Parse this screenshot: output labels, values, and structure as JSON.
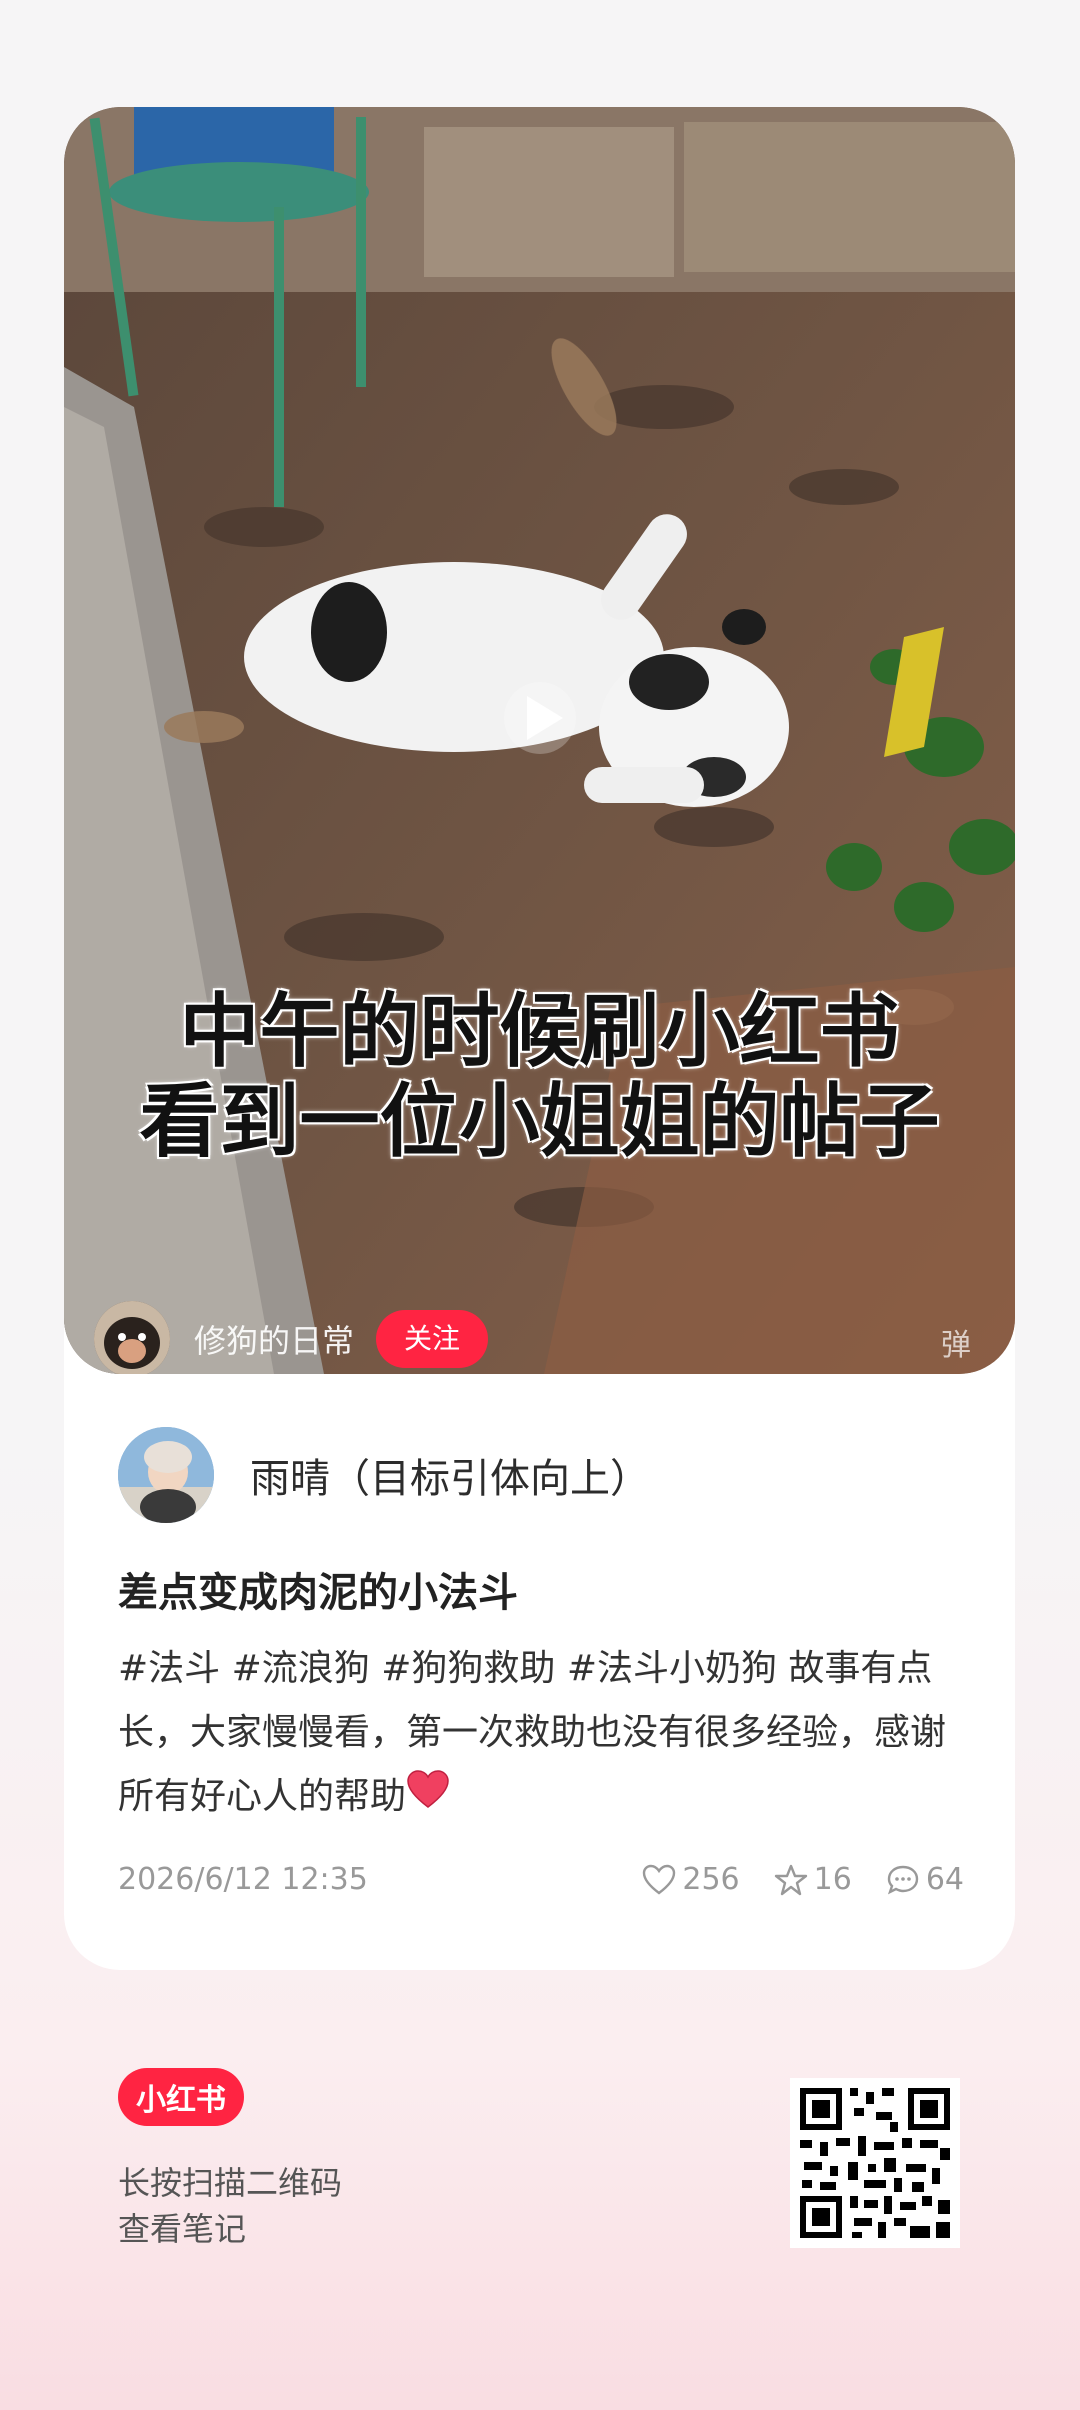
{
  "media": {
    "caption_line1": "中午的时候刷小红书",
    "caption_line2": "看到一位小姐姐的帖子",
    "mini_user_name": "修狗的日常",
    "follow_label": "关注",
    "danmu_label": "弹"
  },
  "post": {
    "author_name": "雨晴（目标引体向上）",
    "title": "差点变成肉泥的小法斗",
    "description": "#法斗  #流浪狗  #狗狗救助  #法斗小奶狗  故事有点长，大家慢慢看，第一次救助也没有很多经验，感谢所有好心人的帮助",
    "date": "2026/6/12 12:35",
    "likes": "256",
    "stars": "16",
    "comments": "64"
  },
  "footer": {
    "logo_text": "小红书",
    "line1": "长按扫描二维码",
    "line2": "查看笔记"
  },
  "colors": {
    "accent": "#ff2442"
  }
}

----

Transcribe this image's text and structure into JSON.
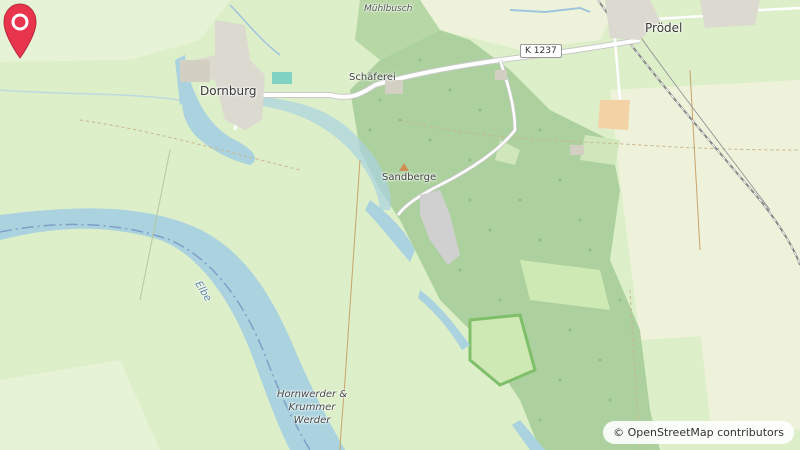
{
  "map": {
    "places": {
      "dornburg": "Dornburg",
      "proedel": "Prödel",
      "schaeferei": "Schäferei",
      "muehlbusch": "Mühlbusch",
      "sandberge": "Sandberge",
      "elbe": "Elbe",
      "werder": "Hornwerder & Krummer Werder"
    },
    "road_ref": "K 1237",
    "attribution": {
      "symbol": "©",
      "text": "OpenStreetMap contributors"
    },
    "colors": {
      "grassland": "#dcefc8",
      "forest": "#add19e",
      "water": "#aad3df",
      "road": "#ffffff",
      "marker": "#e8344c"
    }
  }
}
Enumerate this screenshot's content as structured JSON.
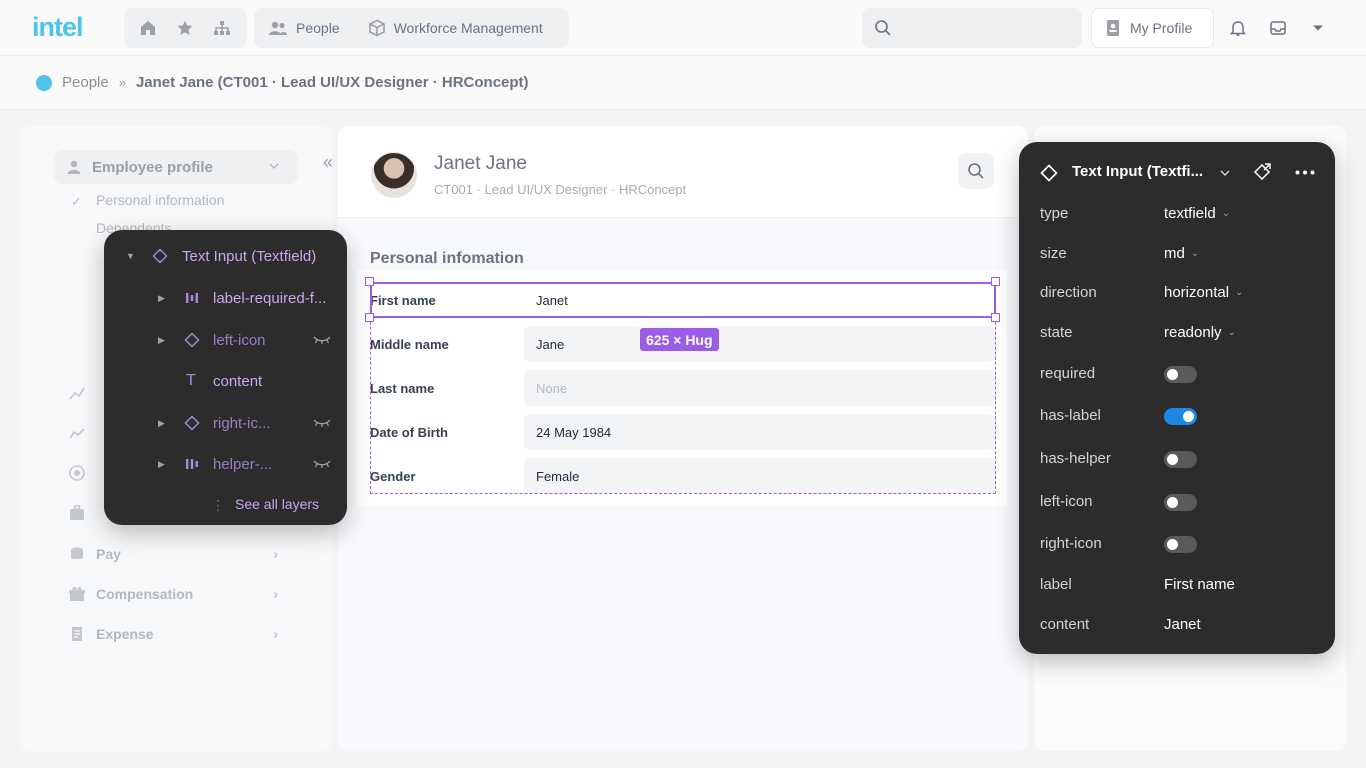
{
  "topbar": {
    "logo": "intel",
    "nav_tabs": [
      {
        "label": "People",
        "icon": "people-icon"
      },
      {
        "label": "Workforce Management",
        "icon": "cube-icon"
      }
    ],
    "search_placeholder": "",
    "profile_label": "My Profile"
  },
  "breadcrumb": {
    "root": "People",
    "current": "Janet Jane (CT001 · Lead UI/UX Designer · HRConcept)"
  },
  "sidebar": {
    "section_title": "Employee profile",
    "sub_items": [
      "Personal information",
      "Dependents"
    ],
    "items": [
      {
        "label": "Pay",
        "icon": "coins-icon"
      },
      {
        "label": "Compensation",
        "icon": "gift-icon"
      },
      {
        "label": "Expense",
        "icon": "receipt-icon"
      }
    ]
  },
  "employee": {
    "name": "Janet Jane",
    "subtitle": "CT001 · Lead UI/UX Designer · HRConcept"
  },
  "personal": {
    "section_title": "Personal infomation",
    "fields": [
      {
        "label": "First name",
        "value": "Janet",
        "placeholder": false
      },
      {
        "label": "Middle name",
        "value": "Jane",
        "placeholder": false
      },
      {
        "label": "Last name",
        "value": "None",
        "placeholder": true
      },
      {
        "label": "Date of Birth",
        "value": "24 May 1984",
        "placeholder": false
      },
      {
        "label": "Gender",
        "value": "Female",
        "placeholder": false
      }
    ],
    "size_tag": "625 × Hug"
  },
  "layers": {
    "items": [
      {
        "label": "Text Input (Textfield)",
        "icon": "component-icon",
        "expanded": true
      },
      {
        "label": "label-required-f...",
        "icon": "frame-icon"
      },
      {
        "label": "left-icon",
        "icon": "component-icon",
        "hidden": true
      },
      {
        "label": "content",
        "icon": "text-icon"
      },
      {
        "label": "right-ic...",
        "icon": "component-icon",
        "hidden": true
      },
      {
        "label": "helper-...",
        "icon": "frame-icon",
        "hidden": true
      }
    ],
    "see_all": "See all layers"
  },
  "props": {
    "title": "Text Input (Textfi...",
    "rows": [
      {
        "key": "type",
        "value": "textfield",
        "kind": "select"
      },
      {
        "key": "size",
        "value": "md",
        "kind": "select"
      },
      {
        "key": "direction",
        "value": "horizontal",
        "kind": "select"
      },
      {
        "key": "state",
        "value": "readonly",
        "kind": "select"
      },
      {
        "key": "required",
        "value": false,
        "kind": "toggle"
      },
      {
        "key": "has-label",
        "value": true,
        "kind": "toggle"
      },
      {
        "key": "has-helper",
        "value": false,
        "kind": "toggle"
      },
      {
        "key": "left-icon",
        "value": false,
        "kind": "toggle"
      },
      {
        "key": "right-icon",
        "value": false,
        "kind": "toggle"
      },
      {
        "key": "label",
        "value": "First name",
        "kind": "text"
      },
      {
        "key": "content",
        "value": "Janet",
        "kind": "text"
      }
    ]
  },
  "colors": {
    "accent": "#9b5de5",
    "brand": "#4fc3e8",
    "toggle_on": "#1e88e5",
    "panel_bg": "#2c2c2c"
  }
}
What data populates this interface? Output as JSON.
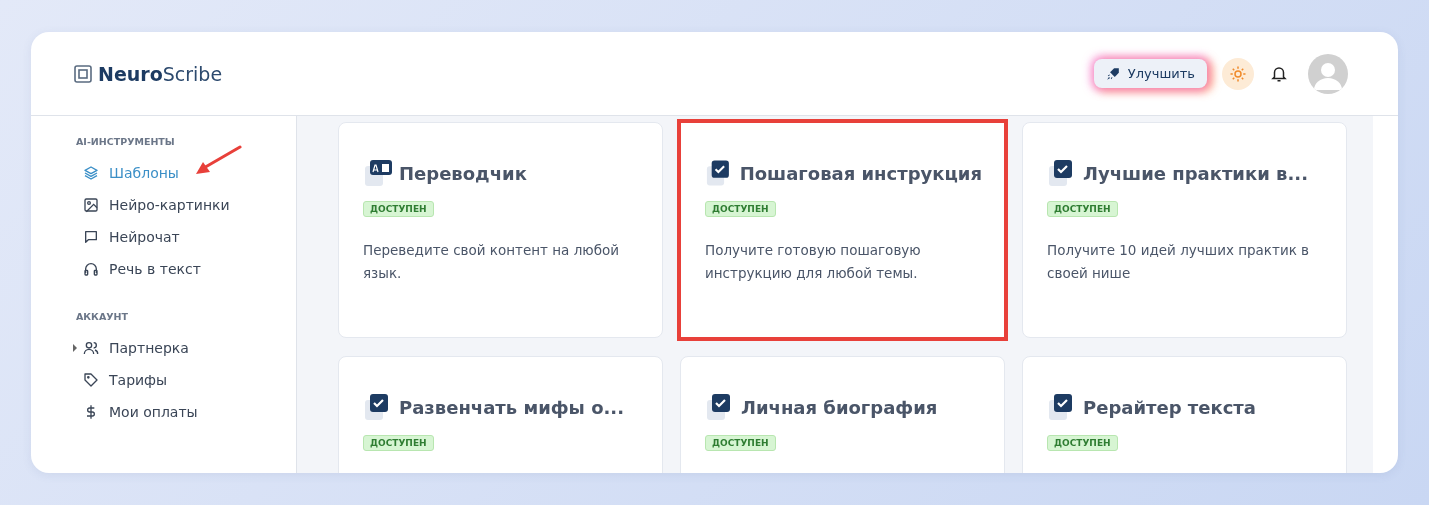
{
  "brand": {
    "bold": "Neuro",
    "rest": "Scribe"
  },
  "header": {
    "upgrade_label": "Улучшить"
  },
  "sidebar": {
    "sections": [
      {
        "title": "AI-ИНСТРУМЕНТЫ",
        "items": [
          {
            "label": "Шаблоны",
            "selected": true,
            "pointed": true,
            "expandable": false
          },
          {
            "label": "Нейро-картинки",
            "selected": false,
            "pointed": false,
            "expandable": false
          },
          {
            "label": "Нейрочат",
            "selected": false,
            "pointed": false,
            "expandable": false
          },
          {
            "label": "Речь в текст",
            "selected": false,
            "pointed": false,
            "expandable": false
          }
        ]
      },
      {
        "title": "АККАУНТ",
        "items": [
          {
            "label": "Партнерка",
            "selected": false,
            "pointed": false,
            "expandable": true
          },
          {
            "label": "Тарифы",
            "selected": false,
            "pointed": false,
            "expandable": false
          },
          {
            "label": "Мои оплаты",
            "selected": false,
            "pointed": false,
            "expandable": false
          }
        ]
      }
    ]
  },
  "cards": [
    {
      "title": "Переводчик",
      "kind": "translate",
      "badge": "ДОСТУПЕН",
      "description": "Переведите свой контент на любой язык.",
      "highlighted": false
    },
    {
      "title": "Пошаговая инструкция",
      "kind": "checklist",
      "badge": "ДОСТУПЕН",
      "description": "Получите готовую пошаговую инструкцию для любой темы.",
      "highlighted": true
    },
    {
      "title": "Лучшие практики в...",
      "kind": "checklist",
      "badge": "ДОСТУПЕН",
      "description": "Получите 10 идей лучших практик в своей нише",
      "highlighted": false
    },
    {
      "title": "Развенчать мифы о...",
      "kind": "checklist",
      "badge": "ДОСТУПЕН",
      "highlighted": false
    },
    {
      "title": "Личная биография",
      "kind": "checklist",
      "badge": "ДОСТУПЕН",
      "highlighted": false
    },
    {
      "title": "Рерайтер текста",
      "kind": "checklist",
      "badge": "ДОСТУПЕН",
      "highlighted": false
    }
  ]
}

----

Collect from the data above every line that includes "true".

        "placeholder": true
        "expanded": true
        "hidden": true
        "hidden": true
        "hidden": true
        "value": true,
            "selected": true,
            "pointed": true,
            "expandable": true
      "highlighted": true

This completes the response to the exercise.